┌─ Record set
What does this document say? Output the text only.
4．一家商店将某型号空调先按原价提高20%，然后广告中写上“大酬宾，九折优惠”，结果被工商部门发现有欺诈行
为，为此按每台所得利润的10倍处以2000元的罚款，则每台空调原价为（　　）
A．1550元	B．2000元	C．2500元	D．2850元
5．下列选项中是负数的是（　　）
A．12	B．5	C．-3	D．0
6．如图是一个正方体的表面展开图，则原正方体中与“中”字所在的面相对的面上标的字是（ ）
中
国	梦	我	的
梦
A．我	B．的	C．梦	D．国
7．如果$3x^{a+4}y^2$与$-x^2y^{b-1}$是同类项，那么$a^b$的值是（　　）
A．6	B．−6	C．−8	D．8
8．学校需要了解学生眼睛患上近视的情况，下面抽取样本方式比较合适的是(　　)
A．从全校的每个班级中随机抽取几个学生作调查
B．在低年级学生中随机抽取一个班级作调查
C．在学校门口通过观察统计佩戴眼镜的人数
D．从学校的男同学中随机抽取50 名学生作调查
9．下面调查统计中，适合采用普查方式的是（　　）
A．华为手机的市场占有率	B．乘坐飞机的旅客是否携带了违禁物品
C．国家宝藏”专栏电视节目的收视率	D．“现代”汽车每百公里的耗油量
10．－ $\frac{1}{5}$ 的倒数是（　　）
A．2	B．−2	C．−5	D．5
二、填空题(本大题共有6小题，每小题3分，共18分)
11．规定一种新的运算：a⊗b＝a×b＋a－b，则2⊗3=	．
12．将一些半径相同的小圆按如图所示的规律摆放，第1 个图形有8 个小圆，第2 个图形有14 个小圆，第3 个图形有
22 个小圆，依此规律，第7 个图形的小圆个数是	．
└─
- _Problem to solve_: Reproduce each entry word for word.

- _Exercise result_:
What does this document say? Output the text only.
4．一家商店将某型号空调先按原价提高20%，然后广告中写上“大酬宾，九折优惠”，结果被工商部门发现有欺诈行
为，为此按每台所得利润的10倍处以2000元的罚款，则每台空调原价为（　　）
A．1550元	B．2000元	C．2500元	D．2850元
5．下列选项中是负数的是（　　）
A．12	B．5	C．-3	D．0
6．如图是一个正方体的表面展开图，则原正方体中与“中”字所在的面相对的面上标的字是（ ）
中
国	梦	我	的
梦
A．我	B．的	C．梦	D．国
7．如果$3x^{a+4}y^2$与$-x^2y^{b-1}$是同类项，那么$a^b$的值是（　　）
A．6	B．−6	C．−8	D．8
8．学校需要了解学生眼睛患上近视的情况，下面抽取样本方式比较合适的是(　　)
A．从全校的每个班级中随机抽取几个学生作调查
B．在低年级学生中随机抽取一个班级作调查
C．在学校门口通过观察统计佩戴眼镜的人数
D．从学校的男同学中随机抽取50 名学生作调查
9．下面调查统计中，适合采用普查方式的是（　　）
A．华为手机的市场占有率	B．乘坐飞机的旅客是否携带了违禁物品
C．国家宝藏”专栏电视节目的收视率	D．“现代”汽车每百公里的耗油量
10．－ $\frac{1}{5}$ 的倒数是（　　）
A．2	B．−2	C．−5	D．5
二、填空题(本大题共有6小题，每小题3分，共18分)
11．规定一种新的运算：a⊗b＝a×b＋a－b，则2⊗3=	．
12．将一些半径相同的小圆按如图所示的规律摆放，第1 个图形有8 个小圆，第2 个图形有14 个小圆，第3 个图形有
22 个小圆，依此规律，第7 个图形的小圆个数是	．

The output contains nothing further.